**WHAT THE TASK ASKS:** Filter the records below for the word "data". Copy each line that holds it.

**RECORD LIST:**

-*-

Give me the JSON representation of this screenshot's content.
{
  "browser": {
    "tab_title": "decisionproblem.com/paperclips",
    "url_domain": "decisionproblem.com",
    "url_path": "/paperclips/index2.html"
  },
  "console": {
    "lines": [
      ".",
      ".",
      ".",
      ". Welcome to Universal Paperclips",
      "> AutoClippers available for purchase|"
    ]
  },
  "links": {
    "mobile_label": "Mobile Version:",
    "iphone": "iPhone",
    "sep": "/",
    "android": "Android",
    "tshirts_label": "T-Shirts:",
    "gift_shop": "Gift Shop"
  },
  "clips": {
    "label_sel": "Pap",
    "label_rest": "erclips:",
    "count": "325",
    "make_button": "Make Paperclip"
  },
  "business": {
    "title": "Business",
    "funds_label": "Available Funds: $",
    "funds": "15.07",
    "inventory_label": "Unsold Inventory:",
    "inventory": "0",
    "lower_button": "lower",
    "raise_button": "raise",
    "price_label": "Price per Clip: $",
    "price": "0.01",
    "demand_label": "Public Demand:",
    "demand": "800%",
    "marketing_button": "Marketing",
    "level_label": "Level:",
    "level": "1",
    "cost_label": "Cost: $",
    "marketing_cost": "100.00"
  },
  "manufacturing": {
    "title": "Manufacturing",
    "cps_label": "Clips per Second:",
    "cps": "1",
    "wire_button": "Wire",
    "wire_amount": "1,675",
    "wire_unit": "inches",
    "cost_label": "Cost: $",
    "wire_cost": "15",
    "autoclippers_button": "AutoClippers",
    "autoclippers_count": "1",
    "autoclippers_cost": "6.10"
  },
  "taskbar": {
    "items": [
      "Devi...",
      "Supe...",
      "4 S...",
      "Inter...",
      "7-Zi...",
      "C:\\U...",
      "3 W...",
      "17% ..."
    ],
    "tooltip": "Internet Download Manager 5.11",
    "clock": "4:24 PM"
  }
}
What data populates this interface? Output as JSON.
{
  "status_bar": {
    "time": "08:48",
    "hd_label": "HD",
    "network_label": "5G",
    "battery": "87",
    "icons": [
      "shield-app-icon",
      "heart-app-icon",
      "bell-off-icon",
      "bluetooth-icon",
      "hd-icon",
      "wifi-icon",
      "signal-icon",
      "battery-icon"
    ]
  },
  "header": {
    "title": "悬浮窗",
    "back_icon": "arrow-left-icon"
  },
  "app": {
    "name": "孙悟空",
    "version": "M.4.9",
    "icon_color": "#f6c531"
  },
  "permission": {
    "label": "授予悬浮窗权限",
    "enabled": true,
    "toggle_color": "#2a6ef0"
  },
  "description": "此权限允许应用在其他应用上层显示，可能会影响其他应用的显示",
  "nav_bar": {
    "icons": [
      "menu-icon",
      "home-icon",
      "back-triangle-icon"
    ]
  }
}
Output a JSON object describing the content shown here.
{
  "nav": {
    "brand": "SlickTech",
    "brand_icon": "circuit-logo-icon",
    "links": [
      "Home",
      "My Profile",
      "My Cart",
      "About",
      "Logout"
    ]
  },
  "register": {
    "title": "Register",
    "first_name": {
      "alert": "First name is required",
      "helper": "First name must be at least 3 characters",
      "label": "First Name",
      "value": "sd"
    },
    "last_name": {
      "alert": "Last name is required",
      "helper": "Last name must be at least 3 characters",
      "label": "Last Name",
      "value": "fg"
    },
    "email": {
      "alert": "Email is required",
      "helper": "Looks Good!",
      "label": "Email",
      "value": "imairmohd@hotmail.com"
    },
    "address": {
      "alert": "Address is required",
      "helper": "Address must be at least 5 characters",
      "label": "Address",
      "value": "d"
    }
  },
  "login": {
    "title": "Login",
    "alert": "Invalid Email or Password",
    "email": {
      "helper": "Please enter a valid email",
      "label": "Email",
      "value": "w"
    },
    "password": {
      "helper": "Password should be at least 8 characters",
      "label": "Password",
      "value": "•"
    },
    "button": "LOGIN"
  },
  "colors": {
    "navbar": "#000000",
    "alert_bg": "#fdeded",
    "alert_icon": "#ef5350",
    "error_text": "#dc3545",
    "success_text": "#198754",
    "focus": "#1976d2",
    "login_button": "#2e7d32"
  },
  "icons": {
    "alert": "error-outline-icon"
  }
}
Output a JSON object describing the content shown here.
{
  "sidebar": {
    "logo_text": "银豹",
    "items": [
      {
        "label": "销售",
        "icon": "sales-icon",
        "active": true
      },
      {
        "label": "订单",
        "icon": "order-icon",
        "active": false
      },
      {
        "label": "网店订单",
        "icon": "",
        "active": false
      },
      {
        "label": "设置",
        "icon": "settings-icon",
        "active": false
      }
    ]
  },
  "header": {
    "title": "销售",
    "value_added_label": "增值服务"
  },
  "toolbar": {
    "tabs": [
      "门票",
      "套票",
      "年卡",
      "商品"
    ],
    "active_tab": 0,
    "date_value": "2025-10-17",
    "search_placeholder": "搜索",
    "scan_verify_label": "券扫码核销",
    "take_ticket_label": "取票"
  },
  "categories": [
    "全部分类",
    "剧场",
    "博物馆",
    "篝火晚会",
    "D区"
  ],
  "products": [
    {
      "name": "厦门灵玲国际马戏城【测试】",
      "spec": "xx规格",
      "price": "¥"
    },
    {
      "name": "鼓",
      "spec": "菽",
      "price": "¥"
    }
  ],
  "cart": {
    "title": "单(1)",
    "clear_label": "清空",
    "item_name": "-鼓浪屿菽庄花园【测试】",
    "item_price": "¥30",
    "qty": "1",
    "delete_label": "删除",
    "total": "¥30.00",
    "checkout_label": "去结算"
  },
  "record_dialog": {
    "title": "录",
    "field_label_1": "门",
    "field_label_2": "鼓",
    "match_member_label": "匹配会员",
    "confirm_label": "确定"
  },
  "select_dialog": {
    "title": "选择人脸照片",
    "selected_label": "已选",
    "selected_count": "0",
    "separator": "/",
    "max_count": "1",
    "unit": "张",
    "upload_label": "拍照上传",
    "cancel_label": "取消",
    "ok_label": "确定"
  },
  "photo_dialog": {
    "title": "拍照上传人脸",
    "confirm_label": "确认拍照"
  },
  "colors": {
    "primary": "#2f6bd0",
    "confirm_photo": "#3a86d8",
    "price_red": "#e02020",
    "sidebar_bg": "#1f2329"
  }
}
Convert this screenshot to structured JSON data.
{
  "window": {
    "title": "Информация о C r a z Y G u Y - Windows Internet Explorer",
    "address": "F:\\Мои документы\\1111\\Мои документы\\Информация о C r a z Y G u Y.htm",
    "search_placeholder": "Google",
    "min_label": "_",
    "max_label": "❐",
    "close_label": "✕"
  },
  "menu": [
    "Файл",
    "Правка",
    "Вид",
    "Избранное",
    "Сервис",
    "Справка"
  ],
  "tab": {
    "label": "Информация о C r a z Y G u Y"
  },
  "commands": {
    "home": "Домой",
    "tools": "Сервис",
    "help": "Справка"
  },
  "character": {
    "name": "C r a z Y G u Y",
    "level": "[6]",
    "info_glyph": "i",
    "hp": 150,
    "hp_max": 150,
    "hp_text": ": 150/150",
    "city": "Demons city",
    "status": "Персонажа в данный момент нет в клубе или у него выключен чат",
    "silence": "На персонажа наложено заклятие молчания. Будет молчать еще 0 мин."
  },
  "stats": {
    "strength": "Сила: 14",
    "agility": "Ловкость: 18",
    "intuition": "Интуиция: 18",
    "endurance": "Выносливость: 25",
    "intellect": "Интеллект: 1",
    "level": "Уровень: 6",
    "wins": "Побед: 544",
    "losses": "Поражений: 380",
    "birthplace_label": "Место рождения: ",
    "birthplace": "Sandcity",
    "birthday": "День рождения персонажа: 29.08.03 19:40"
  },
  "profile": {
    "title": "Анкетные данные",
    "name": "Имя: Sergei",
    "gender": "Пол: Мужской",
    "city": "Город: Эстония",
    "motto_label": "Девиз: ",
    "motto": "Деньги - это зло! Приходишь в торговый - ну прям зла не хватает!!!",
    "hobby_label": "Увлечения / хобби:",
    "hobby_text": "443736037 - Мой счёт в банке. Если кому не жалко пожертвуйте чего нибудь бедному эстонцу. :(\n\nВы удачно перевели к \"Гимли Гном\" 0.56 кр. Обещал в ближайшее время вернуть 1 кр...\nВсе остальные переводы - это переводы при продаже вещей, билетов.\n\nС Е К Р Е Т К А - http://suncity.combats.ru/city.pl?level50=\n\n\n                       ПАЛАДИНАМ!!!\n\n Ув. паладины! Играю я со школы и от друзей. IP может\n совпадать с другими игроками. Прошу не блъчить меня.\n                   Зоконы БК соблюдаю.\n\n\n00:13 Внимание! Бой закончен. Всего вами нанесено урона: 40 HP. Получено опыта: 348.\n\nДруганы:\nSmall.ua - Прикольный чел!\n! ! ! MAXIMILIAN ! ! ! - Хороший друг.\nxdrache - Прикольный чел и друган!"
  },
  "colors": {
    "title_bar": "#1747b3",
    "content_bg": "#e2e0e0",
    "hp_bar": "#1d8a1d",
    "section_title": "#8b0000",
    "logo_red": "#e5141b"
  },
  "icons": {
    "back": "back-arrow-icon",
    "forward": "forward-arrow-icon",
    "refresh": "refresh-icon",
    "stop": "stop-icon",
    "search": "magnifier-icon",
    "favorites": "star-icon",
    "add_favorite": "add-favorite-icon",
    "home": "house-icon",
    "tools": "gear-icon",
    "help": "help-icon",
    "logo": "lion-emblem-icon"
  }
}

-*-

**COMPLETED TASK:**
What data populates this interface? Output as JSON.
Convert this screenshot to structured JSON data.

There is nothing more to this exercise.